# [Task directions]
Copy each line containing the word "Rotenone" from the records that follow, please.

Entries with figure data
== == ==
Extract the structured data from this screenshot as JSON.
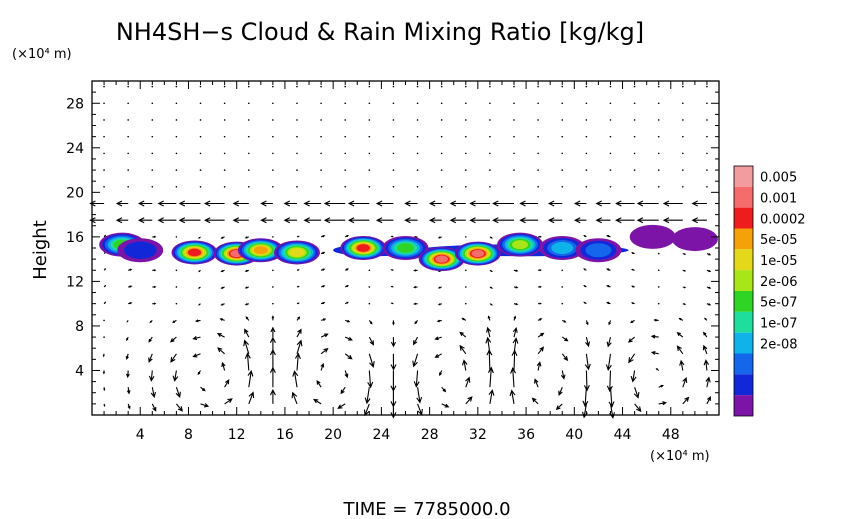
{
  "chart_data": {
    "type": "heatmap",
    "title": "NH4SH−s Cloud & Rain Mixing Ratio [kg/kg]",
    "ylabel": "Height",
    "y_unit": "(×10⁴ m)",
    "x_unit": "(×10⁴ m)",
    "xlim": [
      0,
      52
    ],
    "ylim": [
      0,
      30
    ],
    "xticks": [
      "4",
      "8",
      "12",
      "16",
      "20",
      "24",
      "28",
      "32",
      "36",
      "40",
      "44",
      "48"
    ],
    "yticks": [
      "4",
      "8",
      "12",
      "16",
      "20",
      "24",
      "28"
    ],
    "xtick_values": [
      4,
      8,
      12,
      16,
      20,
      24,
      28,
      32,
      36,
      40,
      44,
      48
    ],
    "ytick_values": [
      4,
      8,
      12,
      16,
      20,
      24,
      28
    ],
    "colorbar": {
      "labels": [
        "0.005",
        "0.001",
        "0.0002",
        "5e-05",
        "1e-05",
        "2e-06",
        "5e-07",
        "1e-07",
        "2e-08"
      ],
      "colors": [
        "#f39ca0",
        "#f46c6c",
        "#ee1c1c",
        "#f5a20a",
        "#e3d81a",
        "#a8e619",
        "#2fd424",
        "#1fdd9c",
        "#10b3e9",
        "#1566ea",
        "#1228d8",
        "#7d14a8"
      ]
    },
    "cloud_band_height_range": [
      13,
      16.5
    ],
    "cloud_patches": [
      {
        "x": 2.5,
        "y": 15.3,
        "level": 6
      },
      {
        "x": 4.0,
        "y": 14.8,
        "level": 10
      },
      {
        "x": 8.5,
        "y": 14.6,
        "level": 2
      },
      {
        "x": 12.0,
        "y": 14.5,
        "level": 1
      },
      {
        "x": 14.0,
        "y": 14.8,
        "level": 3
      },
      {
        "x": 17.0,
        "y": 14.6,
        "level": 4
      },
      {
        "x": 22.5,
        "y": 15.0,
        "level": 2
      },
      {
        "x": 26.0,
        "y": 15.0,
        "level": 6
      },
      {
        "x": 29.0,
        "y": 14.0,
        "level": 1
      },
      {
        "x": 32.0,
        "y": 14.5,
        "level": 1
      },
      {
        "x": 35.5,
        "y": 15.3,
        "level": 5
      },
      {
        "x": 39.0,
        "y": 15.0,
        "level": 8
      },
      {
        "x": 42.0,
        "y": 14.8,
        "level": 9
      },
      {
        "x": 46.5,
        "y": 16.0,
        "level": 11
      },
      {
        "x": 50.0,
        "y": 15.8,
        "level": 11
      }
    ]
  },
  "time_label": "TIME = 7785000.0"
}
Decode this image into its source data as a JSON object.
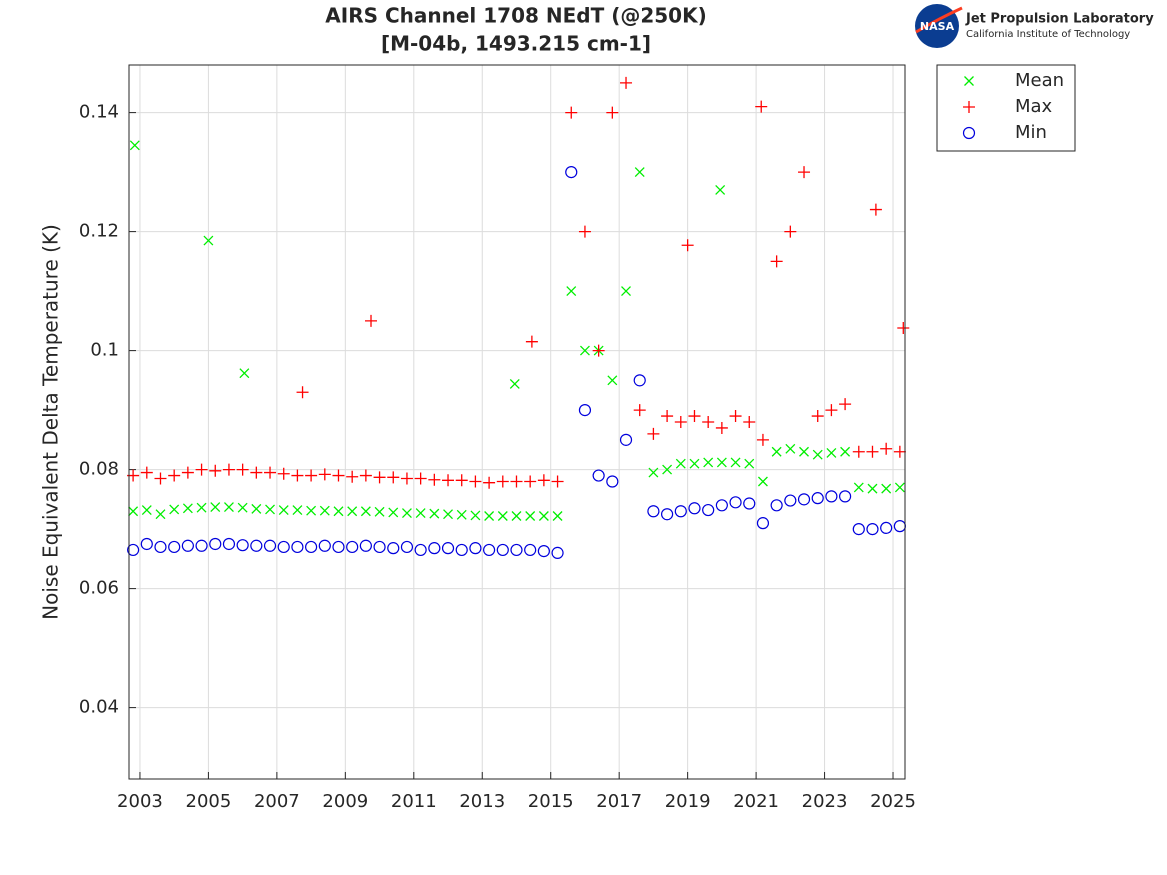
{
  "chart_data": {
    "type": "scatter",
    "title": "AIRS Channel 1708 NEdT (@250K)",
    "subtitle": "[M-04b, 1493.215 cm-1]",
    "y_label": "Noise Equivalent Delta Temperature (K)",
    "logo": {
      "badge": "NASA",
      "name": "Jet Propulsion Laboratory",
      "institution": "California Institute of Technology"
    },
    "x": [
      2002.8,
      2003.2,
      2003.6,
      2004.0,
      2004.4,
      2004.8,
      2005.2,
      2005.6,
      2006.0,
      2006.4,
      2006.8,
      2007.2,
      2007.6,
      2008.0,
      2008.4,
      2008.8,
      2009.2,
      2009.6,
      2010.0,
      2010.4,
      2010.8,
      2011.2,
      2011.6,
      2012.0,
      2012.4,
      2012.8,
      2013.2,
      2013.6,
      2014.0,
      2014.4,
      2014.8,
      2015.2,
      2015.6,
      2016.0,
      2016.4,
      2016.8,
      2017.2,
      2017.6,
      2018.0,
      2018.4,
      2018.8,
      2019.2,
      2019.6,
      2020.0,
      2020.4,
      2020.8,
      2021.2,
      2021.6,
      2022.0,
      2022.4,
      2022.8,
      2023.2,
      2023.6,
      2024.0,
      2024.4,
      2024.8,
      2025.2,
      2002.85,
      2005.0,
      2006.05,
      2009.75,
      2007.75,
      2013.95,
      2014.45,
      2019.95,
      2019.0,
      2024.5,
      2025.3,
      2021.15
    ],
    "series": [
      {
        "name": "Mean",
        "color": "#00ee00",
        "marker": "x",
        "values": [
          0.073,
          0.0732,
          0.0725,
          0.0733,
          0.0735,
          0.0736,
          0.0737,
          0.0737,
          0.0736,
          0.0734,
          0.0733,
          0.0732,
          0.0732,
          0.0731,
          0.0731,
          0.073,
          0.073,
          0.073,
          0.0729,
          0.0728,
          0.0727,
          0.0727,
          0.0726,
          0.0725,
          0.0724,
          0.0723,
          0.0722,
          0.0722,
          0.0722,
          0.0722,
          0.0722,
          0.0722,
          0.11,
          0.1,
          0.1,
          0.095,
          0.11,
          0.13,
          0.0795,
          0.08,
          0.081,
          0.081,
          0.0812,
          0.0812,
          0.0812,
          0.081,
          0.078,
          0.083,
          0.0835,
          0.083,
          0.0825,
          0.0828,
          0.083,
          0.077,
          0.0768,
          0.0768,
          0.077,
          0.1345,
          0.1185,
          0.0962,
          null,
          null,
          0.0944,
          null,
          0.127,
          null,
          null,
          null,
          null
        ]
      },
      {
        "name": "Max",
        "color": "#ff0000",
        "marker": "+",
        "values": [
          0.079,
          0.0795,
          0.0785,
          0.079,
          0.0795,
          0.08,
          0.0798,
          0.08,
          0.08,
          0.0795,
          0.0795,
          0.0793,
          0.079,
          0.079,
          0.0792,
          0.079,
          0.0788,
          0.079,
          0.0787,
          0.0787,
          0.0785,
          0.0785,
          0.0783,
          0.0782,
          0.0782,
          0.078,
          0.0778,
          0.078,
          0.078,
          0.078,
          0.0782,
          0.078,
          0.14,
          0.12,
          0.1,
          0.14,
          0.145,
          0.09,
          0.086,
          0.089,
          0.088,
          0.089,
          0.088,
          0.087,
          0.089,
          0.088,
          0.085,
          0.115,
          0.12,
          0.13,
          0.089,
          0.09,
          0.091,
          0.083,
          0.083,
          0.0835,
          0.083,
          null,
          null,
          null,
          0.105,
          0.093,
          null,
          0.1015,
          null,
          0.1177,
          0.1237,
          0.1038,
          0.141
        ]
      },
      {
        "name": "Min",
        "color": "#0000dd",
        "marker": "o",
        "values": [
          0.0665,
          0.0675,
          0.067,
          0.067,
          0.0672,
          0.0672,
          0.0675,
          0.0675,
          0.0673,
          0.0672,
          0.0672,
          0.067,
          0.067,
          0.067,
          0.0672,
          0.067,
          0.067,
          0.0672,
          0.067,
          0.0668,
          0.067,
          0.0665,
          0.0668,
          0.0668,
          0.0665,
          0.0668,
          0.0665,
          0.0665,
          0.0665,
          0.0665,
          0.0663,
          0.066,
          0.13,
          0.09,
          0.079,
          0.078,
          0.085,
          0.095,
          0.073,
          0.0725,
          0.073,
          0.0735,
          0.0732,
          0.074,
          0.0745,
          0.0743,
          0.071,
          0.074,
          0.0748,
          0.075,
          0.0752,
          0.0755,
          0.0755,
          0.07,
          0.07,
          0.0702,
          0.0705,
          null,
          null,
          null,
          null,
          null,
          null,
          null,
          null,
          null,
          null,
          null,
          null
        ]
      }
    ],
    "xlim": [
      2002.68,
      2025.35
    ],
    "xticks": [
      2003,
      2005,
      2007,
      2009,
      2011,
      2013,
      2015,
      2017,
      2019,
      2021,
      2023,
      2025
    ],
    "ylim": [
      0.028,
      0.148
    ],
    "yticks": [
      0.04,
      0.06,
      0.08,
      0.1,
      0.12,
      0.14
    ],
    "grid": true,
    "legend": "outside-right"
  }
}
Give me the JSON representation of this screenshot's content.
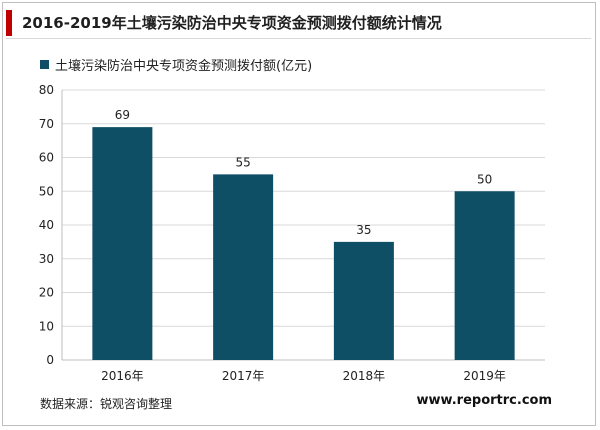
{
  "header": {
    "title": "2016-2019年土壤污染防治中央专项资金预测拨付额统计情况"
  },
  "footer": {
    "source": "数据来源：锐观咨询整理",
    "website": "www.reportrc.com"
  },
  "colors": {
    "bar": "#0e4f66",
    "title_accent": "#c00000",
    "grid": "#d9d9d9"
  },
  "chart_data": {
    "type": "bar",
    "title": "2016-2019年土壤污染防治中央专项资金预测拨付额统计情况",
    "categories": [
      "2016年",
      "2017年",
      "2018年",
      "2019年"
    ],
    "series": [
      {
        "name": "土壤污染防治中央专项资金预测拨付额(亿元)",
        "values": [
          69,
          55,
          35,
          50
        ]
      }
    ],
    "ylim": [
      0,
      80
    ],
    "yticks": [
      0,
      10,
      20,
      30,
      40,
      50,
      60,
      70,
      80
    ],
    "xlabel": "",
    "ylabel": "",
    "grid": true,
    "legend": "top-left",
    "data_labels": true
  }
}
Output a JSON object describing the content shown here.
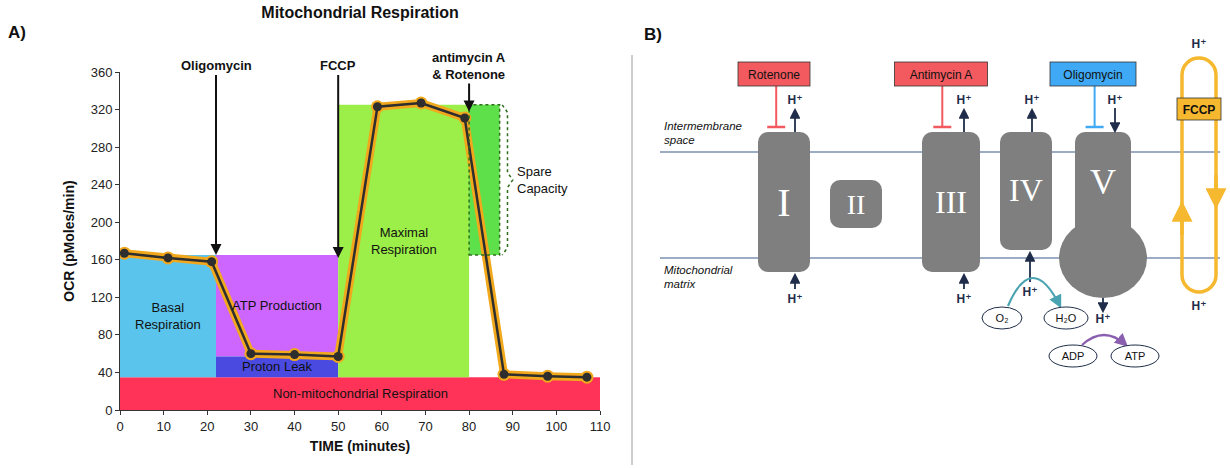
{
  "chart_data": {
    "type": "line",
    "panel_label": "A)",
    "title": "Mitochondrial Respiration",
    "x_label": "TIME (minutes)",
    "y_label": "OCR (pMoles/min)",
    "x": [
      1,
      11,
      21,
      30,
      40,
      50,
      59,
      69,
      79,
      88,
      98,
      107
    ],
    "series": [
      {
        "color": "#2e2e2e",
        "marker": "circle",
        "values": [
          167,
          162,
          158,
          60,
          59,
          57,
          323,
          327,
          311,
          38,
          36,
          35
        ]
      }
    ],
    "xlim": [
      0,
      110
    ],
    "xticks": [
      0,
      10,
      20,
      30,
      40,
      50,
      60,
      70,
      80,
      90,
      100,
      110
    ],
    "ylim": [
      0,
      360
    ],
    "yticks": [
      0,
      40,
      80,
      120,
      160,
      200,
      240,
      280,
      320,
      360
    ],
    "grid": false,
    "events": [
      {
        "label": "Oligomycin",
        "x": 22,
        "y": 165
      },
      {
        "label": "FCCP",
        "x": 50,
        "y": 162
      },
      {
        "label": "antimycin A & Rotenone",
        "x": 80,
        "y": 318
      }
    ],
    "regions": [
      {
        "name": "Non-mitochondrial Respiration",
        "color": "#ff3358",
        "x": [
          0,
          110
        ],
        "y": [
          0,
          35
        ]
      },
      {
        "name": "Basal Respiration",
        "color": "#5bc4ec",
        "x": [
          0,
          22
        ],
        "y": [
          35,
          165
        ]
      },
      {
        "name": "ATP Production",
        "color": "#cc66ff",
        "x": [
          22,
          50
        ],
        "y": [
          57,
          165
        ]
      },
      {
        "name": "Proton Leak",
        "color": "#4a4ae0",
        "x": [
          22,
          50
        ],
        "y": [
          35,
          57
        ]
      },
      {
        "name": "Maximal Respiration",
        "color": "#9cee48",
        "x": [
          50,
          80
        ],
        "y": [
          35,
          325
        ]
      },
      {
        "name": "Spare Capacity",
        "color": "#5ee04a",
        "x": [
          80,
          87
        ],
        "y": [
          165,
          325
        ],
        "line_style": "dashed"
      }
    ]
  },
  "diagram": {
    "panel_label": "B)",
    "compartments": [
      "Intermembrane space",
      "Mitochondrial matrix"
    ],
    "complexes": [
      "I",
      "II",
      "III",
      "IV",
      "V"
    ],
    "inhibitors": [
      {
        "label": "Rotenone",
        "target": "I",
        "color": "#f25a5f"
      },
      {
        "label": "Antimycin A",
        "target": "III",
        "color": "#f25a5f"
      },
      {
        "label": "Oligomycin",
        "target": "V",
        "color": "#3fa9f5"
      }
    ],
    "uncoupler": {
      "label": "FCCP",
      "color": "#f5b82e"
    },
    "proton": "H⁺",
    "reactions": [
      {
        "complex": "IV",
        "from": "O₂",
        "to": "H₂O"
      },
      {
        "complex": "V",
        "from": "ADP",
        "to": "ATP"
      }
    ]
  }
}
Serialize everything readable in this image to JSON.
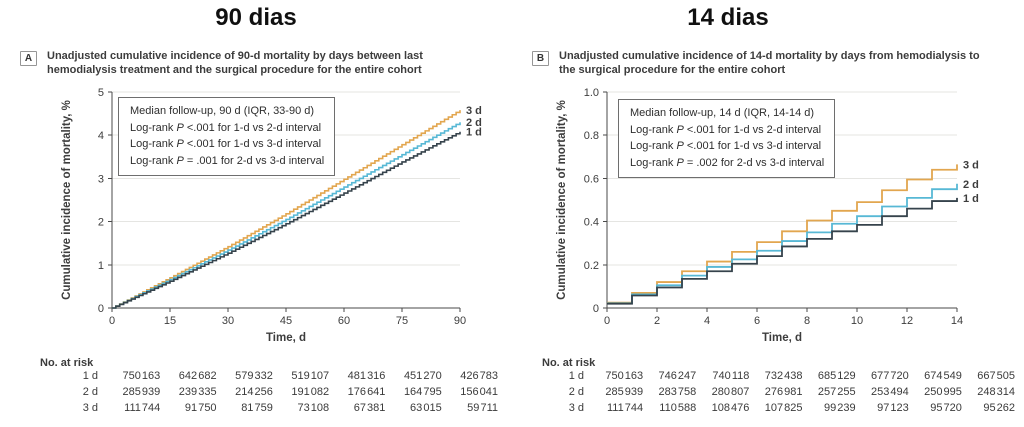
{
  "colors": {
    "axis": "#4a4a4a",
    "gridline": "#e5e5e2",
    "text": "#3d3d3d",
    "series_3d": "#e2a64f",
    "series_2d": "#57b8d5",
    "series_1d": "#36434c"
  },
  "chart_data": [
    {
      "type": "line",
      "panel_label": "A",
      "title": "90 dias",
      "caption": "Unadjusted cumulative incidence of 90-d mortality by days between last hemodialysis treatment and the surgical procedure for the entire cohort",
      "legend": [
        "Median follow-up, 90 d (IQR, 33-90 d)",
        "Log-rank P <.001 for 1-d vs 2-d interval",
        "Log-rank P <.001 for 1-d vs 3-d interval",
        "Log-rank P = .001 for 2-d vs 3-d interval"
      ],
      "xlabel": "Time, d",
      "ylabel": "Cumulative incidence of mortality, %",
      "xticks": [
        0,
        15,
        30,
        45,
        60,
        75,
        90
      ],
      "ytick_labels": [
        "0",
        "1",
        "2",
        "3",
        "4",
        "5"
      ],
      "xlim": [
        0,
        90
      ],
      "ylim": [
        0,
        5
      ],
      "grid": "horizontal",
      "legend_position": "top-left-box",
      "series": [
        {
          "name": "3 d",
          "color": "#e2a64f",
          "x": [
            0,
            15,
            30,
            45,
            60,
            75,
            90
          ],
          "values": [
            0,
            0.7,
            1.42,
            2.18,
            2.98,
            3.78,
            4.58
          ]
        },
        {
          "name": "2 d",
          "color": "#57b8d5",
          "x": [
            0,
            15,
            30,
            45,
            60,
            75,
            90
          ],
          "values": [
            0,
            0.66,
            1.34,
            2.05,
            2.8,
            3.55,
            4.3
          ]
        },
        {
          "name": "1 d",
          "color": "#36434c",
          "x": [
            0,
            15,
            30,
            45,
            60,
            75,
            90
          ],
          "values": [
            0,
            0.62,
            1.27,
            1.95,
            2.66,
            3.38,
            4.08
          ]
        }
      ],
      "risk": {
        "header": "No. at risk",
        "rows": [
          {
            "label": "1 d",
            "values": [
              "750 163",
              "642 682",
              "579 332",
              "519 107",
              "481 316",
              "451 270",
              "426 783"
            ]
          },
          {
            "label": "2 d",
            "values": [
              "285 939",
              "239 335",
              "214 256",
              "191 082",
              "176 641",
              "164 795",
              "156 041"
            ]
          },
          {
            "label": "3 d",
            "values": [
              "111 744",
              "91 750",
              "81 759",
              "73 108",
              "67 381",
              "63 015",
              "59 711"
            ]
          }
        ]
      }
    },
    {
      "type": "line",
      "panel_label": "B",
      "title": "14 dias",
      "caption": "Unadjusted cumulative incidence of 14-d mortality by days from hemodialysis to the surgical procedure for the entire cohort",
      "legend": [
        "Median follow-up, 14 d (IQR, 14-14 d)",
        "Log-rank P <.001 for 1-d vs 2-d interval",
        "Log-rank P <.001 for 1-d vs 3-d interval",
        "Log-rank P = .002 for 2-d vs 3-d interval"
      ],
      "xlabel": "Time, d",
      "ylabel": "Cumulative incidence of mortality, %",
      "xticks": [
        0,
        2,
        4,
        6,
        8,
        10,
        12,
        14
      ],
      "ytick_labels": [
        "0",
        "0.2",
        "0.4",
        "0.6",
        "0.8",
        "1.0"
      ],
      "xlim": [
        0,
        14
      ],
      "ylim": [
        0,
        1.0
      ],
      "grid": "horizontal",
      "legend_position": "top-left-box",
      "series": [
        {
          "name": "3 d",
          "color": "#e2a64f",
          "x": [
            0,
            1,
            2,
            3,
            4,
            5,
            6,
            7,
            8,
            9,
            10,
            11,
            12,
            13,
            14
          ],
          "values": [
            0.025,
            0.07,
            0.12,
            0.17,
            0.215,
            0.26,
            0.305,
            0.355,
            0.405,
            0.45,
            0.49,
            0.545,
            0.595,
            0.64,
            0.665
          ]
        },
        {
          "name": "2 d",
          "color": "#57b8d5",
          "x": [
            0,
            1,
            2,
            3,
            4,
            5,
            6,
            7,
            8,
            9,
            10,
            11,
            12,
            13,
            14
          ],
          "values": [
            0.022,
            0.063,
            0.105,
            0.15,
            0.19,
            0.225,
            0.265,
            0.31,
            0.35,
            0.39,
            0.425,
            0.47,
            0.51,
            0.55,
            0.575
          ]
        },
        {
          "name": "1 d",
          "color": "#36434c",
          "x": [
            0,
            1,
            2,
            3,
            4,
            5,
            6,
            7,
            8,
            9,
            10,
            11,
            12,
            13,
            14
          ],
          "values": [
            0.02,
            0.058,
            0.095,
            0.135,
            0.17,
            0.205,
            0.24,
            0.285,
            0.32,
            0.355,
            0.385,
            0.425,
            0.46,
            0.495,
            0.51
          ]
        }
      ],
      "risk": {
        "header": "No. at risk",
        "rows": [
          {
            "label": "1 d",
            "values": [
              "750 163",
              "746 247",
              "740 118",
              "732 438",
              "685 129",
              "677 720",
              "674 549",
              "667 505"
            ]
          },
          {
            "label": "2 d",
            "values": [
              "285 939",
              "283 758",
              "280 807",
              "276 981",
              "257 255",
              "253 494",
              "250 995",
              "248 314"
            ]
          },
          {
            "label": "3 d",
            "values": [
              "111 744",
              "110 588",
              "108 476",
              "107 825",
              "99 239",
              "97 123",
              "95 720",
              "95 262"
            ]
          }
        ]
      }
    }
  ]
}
== == ==
# [Exercise answer]
        "label": "antimycin A & Rotenone",
        "label": "Rotenone",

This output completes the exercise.